PROBLEM DESCRIPTION: How many lines of these entries hold the string "selected"? Answer with the number alone.

>> START INPUT FOR THIS TASK

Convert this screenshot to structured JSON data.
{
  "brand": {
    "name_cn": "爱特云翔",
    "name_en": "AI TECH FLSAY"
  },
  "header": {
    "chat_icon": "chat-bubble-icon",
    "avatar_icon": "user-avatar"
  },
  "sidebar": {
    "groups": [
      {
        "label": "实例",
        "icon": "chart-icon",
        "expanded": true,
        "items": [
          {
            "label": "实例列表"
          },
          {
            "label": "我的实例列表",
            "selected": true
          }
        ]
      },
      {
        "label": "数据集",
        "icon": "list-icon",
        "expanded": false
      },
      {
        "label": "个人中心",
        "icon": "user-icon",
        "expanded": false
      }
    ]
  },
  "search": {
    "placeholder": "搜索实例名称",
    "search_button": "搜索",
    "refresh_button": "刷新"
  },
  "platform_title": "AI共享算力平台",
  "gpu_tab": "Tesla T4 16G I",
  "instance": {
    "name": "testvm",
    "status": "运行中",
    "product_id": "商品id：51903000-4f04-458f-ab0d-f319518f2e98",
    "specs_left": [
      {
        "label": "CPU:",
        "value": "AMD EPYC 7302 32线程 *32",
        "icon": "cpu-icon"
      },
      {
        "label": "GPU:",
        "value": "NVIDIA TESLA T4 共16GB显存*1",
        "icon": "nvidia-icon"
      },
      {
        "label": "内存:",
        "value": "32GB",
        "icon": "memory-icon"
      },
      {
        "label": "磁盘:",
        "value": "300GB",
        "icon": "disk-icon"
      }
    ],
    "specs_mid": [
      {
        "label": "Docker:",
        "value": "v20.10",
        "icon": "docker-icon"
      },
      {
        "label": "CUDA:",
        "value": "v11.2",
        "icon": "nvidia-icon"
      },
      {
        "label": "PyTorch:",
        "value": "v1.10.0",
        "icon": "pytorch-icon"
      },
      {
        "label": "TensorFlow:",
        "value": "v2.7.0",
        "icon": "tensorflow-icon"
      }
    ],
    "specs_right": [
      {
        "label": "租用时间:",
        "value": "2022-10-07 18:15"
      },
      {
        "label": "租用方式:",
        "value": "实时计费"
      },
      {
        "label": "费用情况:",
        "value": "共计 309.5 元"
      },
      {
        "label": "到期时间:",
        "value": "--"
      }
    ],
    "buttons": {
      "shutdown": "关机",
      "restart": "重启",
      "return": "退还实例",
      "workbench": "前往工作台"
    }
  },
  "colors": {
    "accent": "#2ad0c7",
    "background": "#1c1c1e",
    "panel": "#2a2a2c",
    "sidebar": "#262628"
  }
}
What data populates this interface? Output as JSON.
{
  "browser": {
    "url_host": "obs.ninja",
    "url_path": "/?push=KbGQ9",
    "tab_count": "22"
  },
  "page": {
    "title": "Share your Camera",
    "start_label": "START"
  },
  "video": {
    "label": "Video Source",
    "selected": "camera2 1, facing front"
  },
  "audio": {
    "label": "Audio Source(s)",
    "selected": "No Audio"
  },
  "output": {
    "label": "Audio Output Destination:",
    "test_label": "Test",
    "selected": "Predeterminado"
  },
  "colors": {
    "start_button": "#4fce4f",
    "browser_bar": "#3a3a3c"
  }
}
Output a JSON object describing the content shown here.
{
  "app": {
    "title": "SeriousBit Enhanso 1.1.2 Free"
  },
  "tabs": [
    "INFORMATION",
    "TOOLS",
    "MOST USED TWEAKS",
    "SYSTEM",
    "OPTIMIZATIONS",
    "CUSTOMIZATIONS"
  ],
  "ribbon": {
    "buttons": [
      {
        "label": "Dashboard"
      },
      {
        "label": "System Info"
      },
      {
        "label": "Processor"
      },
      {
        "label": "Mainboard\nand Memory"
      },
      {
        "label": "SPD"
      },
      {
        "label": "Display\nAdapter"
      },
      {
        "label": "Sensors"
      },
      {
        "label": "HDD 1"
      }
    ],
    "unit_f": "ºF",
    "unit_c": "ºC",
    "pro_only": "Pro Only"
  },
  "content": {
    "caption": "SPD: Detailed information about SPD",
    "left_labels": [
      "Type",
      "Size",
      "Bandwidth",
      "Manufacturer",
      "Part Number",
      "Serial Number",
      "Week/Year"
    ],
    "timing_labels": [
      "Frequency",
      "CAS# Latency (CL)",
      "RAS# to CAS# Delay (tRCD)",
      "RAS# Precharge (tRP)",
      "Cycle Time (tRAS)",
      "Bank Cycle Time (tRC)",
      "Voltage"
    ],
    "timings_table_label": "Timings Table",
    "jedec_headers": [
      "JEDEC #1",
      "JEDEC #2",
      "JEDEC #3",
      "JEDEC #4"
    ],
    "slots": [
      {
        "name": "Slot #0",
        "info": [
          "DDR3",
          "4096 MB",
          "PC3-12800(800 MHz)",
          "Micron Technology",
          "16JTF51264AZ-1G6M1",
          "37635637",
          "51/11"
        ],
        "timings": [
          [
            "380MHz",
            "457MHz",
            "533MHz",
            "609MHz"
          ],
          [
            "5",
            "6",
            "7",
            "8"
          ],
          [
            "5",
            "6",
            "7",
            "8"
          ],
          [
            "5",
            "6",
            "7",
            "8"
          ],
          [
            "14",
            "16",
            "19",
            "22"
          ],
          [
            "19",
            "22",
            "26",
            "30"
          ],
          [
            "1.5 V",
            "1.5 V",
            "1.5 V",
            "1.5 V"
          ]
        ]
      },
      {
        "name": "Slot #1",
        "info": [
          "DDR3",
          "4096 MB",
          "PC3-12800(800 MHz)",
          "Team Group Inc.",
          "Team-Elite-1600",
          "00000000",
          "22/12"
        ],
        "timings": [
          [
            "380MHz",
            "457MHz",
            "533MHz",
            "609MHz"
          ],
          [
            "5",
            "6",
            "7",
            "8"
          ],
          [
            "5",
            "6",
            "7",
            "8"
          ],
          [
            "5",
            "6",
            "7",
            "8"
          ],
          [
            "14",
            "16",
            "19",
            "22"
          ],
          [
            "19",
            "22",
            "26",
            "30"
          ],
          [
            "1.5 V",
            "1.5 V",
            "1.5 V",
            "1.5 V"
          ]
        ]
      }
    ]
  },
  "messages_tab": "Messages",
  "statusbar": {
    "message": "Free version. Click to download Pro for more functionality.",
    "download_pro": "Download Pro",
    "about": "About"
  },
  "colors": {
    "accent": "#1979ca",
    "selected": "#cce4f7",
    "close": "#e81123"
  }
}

>> END INPUT FOR THIS TASK

THE REPLY: 5